(Data listing)
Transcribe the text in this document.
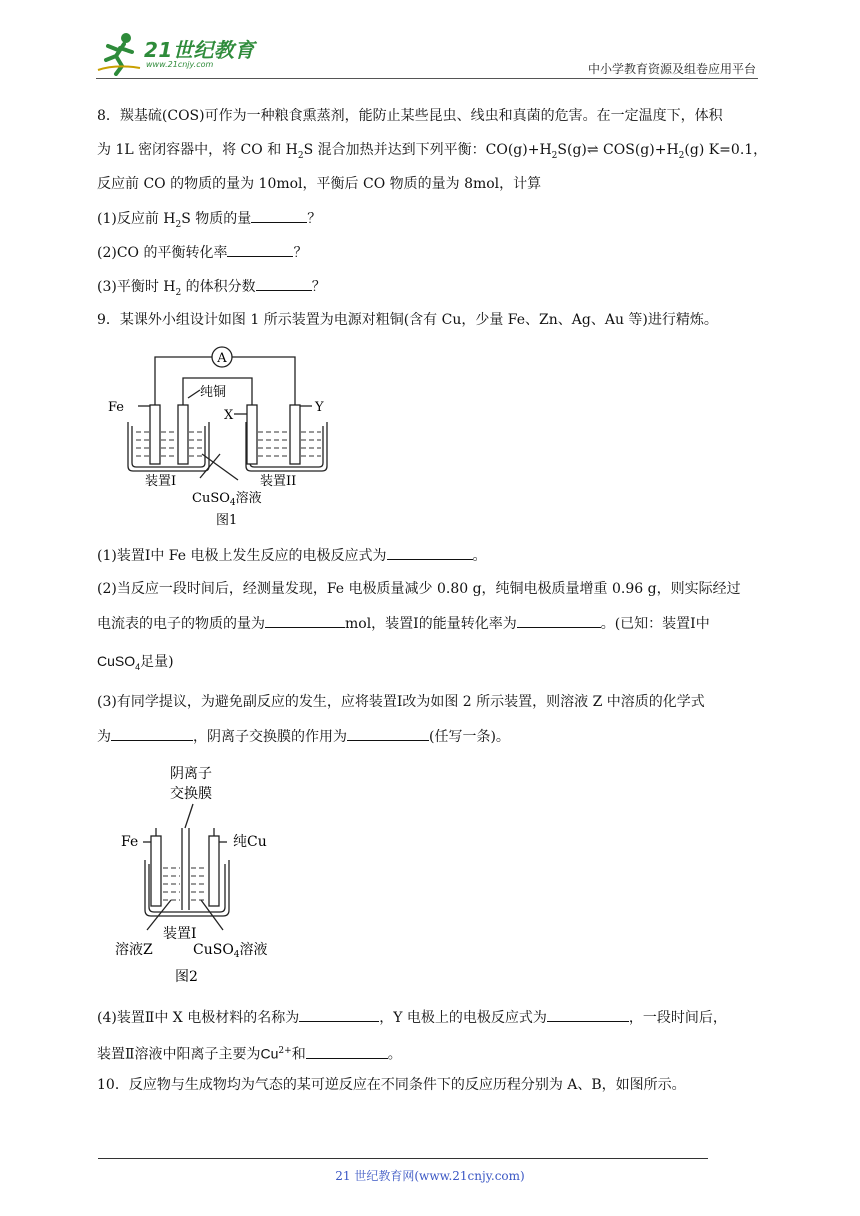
21世纪教育
www.21cnjy.com	中小学教育资源及组卷应用平台
8．羰基硫(COS)可作为一种粮食熏蒸剂，能防止某些昆虫、线虫和真菌的危害。在一定温度下，体积
为 1L 密闭容器中，将 CO 和 $H_2S$ 混合加热并达到下列平衡：$CO(g)+H_2S(g)\rightleftharpoons$ $COS(g)+H_2(g)$ K=0.1，
反应前 CO 的物质的量为 10mol，平衡后 CO 物质的量为 8mol，计算
(1)反应前 $H_2S$ 物质的量	？
(2)CO 的平衡转化率	？
(3)平衡时 $H_2$ 的体积分数	？
9．某课外小组设计如图 1 所示装置为电源对粗铜(含有 Cu，少量 Fe、Zn、Ag、Au 等)进行精炼。
A
Fe
纯铜
X
Y
装置I	装置II
CuSO$_4$溶液
图1
(1)装置Ⅰ中 Fe 电极上发生反应的电极反应式为	。
(2)当反应一段时间后，经测量发现，Fe 电极质量减少 0.80 g，纯铜电极质量增重 0.96 g，则实际经过
电流表的电子的物质的量为	mol，装置Ⅰ的能量转化率为	。(已知：装置Ⅰ中
CuSO$_4$足量)
(3)有同学提议，为避免副反应的发生，应将装置Ⅰ改为如图 2 所示装置，则溶液 Z 中溶质的化学式
为	，阴离子交换膜的作用为	(任写一条)。
阴离子
交换膜
Fe	纯Cu
装置I
溶液Z	CuSO$_4$溶液
图2
(4)装置Ⅱ中 X 电极材料的名称为	，Y 电极上的电极反应式为	，一段时间后，
装置Ⅱ溶液中阳离子主要为$Cu^{2+}$和	。
10．反应物与生成物均为气态的某可逆反应在不同条件下的反应历程分别为 A、B，如图所示。
21 世纪教育网(www.21cnjy.com)
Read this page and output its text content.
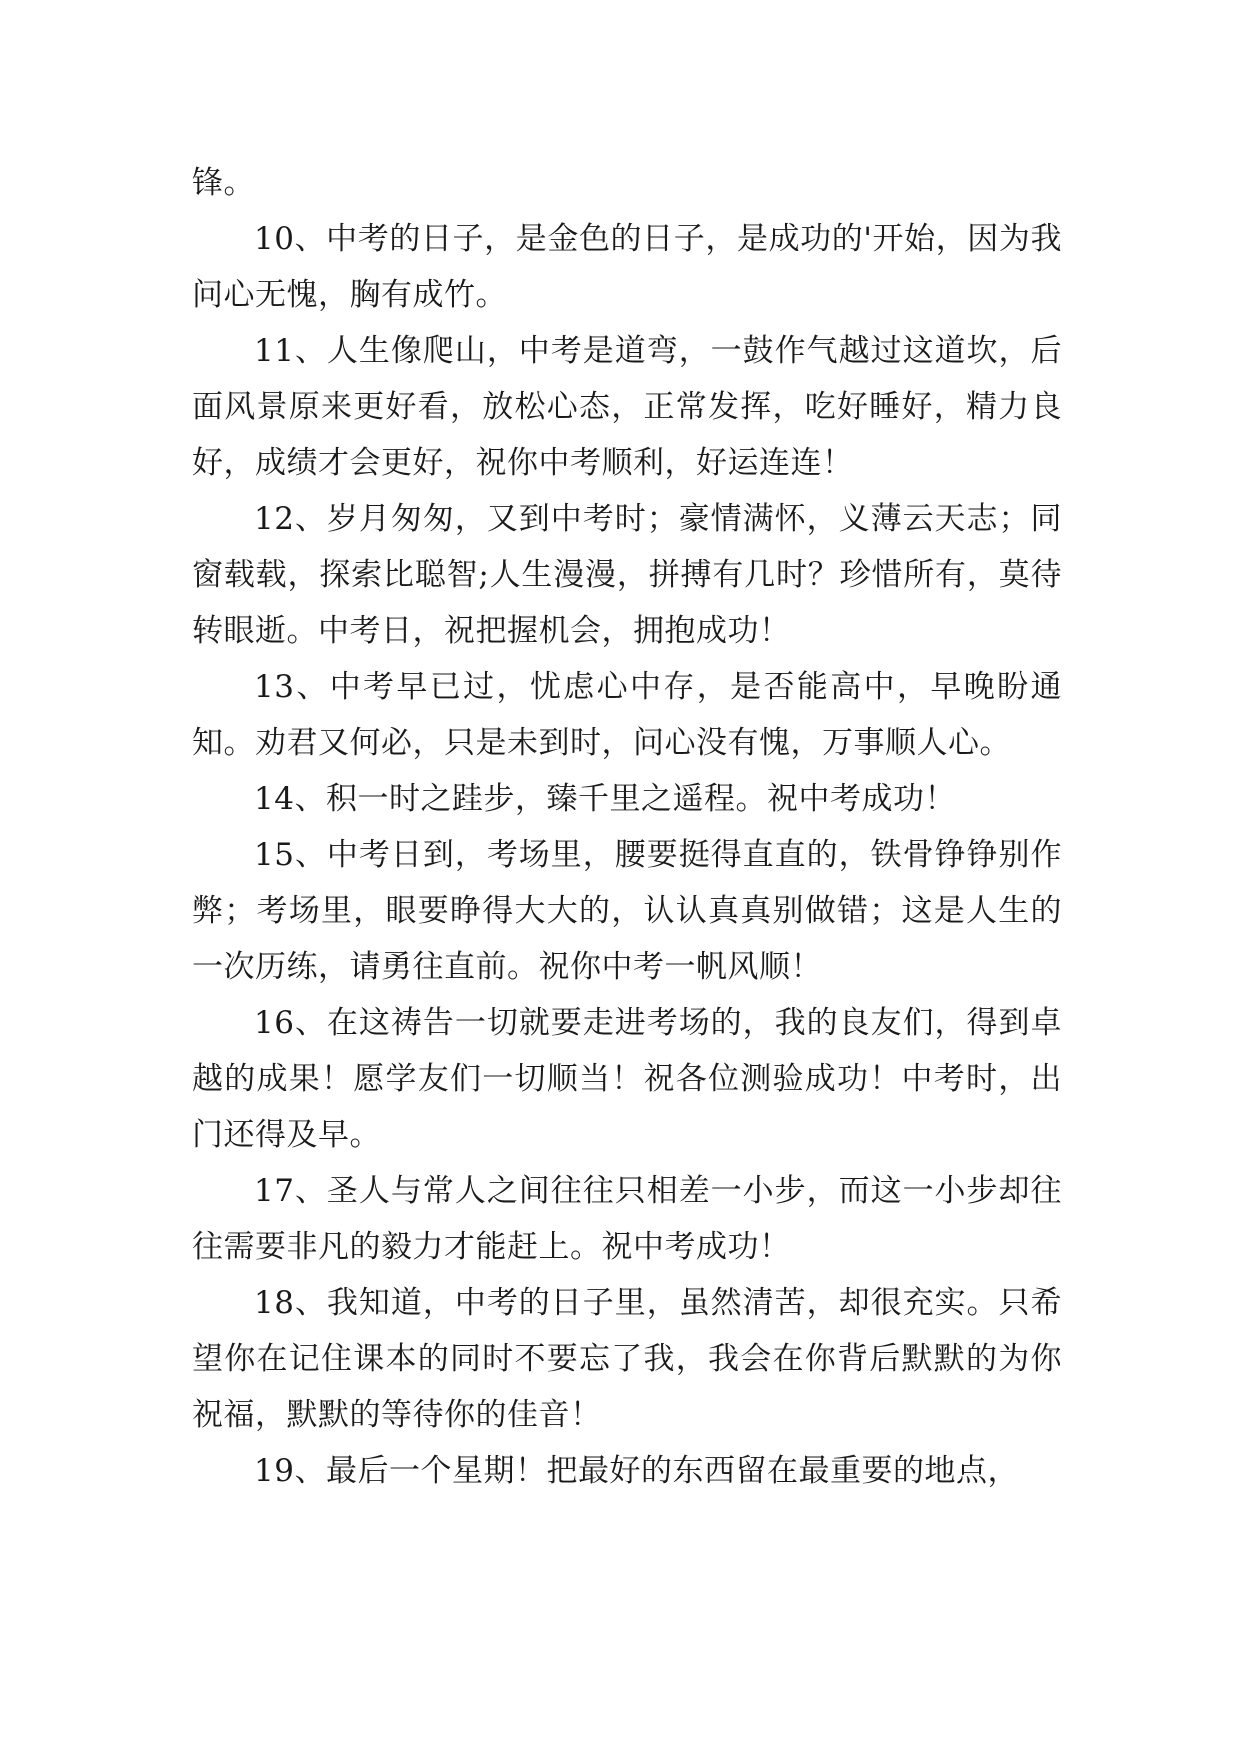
锋。

10、中考的日子，是金色的日子，是成功的'开始，因为我问心无愧，胸有成竹。

11、人生像爬山，中考是道弯，一鼓作气越过这道坎，后面风景原来更好看，放松心态，正常发挥，吃好睡好，精力良好，成绩才会更好，祝你中考顺利，好运连连！

12、岁月匆匆，又到中考时；豪情满怀，义薄云天志；同窗载载，探索比聪智;人生漫漫，拼搏有几时？珍惜所有，莫待转眼逝。中考日，祝把握机会，拥抱成功！

13、中考早已过，忧虑心中存，是否能高中，早晚盼通知。劝君又何必，只是未到时，问心没有愧，万事顺人心。

14、积一时之跬步，臻千里之遥程。祝中考成功！

15、中考日到，考场里，腰要挺得直直的，铁骨铮铮别作弊；考场里，眼要睁得大大的，认认真真别做错；这是人生的一次历练，请勇往直前。祝你中考一帆风顺！

16、在这祷告一切就要走进考场的，我的良友们，得到卓越的成果！愿学友们一切顺当！祝各位测验成功！中考时，出门还得及早。

17、圣人与常人之间往往只相差一小步，而这一小步却往往需要非凡的毅力才能赶上。祝中考成功！

18、我知道，中考的日子里，虽然清苦，却很充实。只希望你在记住课本的同时不要忘了我，我会在你背后默默的为你祝福，默默的等待你的佳音！

19、最后一个星期！把最好的东西留在最重要的地点，
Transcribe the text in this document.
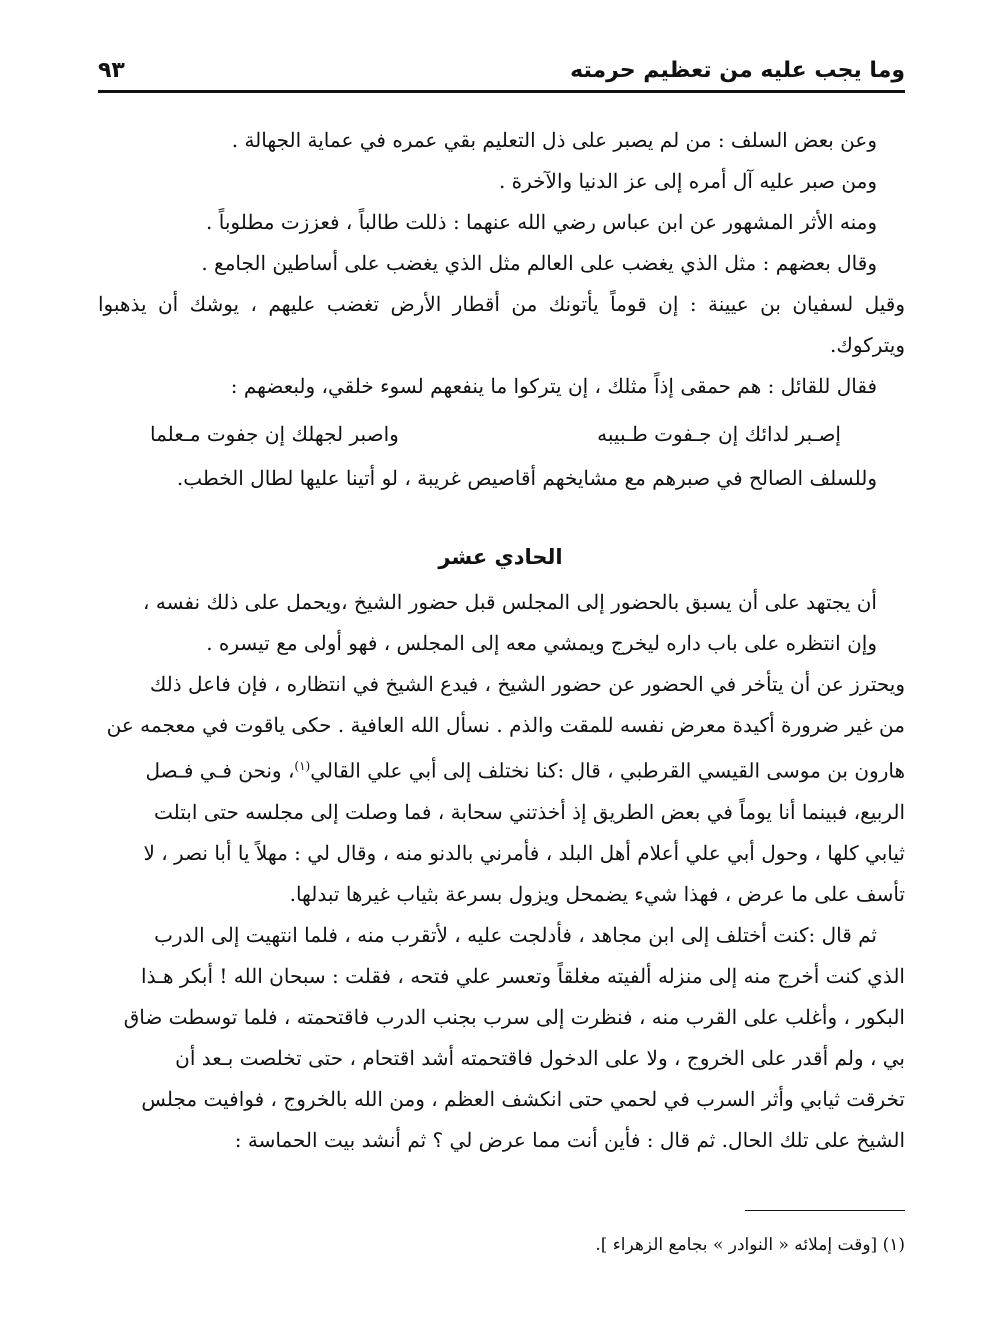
وما يجب عليه من تعظيم حرمته
٩٣
وعن بعض السلف : من لم يصبر على ذل التعليم بقي عمره في عماية الجهالة .
ومن صبر عليه آل أمره إلى عز الدنيا والآخرة .
ومنه الأثر المشهور عن ابن عباس رضي الله عنهما : ذللت طالباً ، فعززت مطلوباً .
وقال بعضهم : مثل الذي يغضب على العالم مثل الذي يغضب على أساطين الجامع .
وقيل لسفيان بن عيينة : إن قوماً يأتونك من أقطار الأرض تغضب عليهم ، يوشك أن يذهبوا
ويتركوك.
فقال للقائل : هم حمقى إذاً مثلك ، إن يتركوا ما ينفعهم لسوء خلقي، ولبعضهم :
إصـبر لدائك إن جـفوت طـبيبه
واصبر لجهلك إن جفوت مـعلما
وللسلف الصالح في صبرهم مع مشايخهم أقاصيص غريبة ، لو أتينا عليها لطال الخطب.
الحادي عشر
أن يجتهد على أن يسبق بالحضور إلى المجلس قبل حضور الشيخ ،ويحمل على ذلك نفسه ،
وإن انتظره على باب داره ليخرج ويمشي معه إلى المجلس ، فهو أولى مع تيسره .
ويحترز عن أن يتأخر في الحضور عن حضور الشيخ ، فيدع الشيخ في انتظاره ، فإن فاعل ذلك
من غير ضرورة أكيدة معرض نفسه للمقت والذم . نسأل الله العافية . حكى ياقوت في معجمه عن
هارون بن موسى القيسي القرطبي ، قال :كنا نختلف إلى أبي علي القالي$^{(١)}$، ونحن فـي فـصل
الربيع، فبينما أنا يوماً في بعض الطريق إذ أخذتني سحابة ، فما وصلت إلى مجلسه حتى ابتلت
ثيابي كلها ، وحول أبي علي أعلام أهل البلد ، فأمرني بالدنو منه ، وقال لي : مهلاً يا أبا نصر ، لا
تأسف على ما عرض ، فهذا شيء يضمحل ويزول بسرعة بثياب غيرها تبدلها.
ثم قال :كنت أختلف إلى ابن مجاهد ، فأدلجت عليه ، لأتقرب منه ، فلما انتهيت إلى الدرب
الذي كنت أخرج منه إلى منزله ألفيته مغلقاً وتعسر علي فتحه ، فقلت : سبحان الله ! أبكر هـذا
البكور ، وأغلب على القرب منه ، فنظرت إلى سرب بجنب الدرب فاقتحمته ، فلما توسطت ضاق
بي ، ولم أقدر على الخروج ، ولا على الدخول فاقتحمته أشد اقتحام ، حتى تخلصت بـعد أن
تخرقت ثيابي وأثر السرب في لحمي حتى انكشف العظم ، ومن الله بالخروج ، فوافيت مجلس
الشيخ على تلك الحال. ثم قال : فأين أنت مما عرض لي ؟ ثم أنشد بيت الحماسة :
(١) [وقت إملائه « النوادر » بجامع الزهراء ].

Challenge: All entries are to be retyped exactly. Omit any embedded images.

Answer to this exercise:
Transcribe the text in this document.
21世纪教育
www.21cnjy.com	中小学教育资源及组卷应用平台
8．羰基硫(COS)可作为一种粮食熏蒸剂，能防止某些昆虫、线虫和真菌的危害。在一定温度下，体积
为 1L 密闭容器中，将 CO 和 $H_2S$ 混合加热并达到下列平衡：$CO(g)+H_2S(g)\rightleftharpoons$ $COS(g)+H_2(g)$ K=0.1，
反应前 CO 的物质的量为 10mol，平衡后 CO 物质的量为 8mol，计算
(1)反应前 $H_2S$ 物质的量	？
(2)CO 的平衡转化率	？
(3)平衡时 $H_2$ 的体积分数	？
9．某课外小组设计如图 1 所示装置为电源对粗铜(含有 Cu，少量 Fe、Zn、Ag、Au 等)进行精炼。
A
Fe
纯铜
X
Y
装置I	装置II
CuSO$_4$溶液
图1
(1)装置Ⅰ中 Fe 电极上发生反应的电极反应式为	。
(2)当反应一段时间后，经测量发现，Fe 电极质量减少 0.80 g，纯铜电极质量增重 0.96 g，则实际经过
电流表的电子的物质的量为	mol，装置Ⅰ的能量转化率为	。(已知：装置Ⅰ中
CuSO$_4$足量)
(3)有同学提议，为避免副反应的发生，应将装置Ⅰ改为如图 2 所示装置，则溶液 Z 中溶质的化学式
为	，阴离子交换膜的作用为	(任写一条)。
阴离子
交换膜
Fe	纯Cu
装置I
溶液Z	CuSO$_4$溶液
图2
(4)装置Ⅱ中 X 电极材料的名称为	，Y 电极上的电极反应式为	，一段时间后，
装置Ⅱ溶液中阳离子主要为$Cu^{2+}$和	。
10．反应物与生成物均为气态的某可逆反应在不同条件下的反应历程分别为 A、B，如图所示。
21 世纪教育网(www.21cnjy.com)
Read this page and output its text content.
锋。

10、中考的日子，是金色的日子，是成功的'开始，因为我问心无愧，胸有成竹。

11、人生像爬山，中考是道弯，一鼓作气越过这道坎，后面风景原来更好看，放松心态，正常发挥，吃好睡好，精力良好，成绩才会更好，祝你中考顺利，好运连连！

12、岁月匆匆，又到中考时；豪情满怀，义薄云天志；同窗载载，探索比聪智;人生漫漫，拼搏有几时？珍惜所有，莫待转眼逝。中考日，祝把握机会，拥抱成功！

13、中考早已过，忧虑心中存，是否能高中，早晚盼通知。劝君又何必，只是未到时，问心没有愧，万事顺人心。

14、积一时之跬步，臻千里之遥程。祝中考成功！

15、中考日到，考场里，腰要挺得直直的，铁骨铮铮别作弊；考场里，眼要睁得大大的，认认真真别做错；这是人生的一次历练，请勇往直前。祝你中考一帆风顺！

16、在这祷告一切就要走进考场的，我的良友们，得到卓越的成果！愿学友们一切顺当！祝各位测验成功！中考时，出门还得及早。

17、圣人与常人之间往往只相差一小步，而这一小步却往往需要非凡的毅力才能赶上。祝中考成功！

18、我知道，中考的日子里，虽然清苦，却很充实。只希望你在记住课本的同时不要忘了我，我会在你背后默默的为你祝福，默默的等待你的佳音！

19、最后一个星期！把最好的东西留在最重要的地点，
Transcribe the text in this document.
وما يجب عليه من تعظيم حرمته
٩٣
وعن بعض السلف : من لم يصبر على ذل التعليم بقي عمره في عماية الجهالة .
ومن صبر عليه آل أمره إلى عز الدنيا والآخرة .
ومنه الأثر المشهور عن ابن عباس رضي الله عنهما : ذللت طالباً ، فعززت مطلوباً .
وقال بعضهم : مثل الذي يغضب على العالم مثل الذي يغضب على أساطين الجامع .
وقيل لسفيان بن عيينة : إن قوماً يأتونك من أقطار الأرض تغضب عليهم ، يوشك أن يذهبوا
ويتركوك.
فقال للقائل : هم حمقى إذاً مثلك ، إن يتركوا ما ينفعهم لسوء خلقي، ولبعضهم :
إصـبر لدائك إن جـفوت طـبيبه
واصبر لجهلك إن جفوت مـعلما
وللسلف الصالح في صبرهم مع مشايخهم أقاصيص غريبة ، لو أتينا عليها لطال الخطب.
الحادي عشر
أن يجتهد على أن يسبق بالحضور إلى المجلس قبل حضور الشيخ ،ويحمل على ذلك نفسه ،
وإن انتظره على باب داره ليخرج ويمشي معه إلى المجلس ، فهو أولى مع تيسره .
ويحترز عن أن يتأخر في الحضور عن حضور الشيخ ، فيدع الشيخ في انتظاره ، فإن فاعل ذلك
من غير ضرورة أكيدة معرض نفسه للمقت والذم . نسأل الله العافية . حكى ياقوت في معجمه عن
هارون بن موسى القيسي القرطبي ، قال :كنا نختلف إلى أبي علي القالي$^{(١)}$، ونحن فـي فـصل
الربيع، فبينما أنا يوماً في بعض الطريق إذ أخذتني سحابة ، فما وصلت إلى مجلسه حتى ابتلت
ثيابي كلها ، وحول أبي علي أعلام أهل البلد ، فأمرني بالدنو منه ، وقال لي : مهلاً يا أبا نصر ، لا
تأسف على ما عرض ، فهذا شيء يضمحل ويزول بسرعة بثياب غيرها تبدلها.
ثم قال :كنت أختلف إلى ابن مجاهد ، فأدلجت عليه ، لأتقرب منه ، فلما انتهيت إلى الدرب
الذي كنت أخرج منه إلى منزله ألفيته مغلقاً وتعسر علي فتحه ، فقلت : سبحان الله ! أبكر هـذا
البكور ، وأغلب على القرب منه ، فنظرت إلى سرب بجنب الدرب فاقتحمته ، فلما توسطت ضاق
بي ، ولم أقدر على الخروج ، ولا على الدخول فاقتحمته أشد اقتحام ، حتى تخلصت بـعد أن
تخرقت ثيابي وأثر السرب في لحمي حتى انكشف العظم ، ومن الله بالخروج ، فوافيت مجلس
الشيخ على تلك الحال. ثم قال : فأين أنت مما عرض لي ؟ ثم أنشد بيت الحماسة :
(١) [وقت إملائه « النوادر » بجامع الزهراء ].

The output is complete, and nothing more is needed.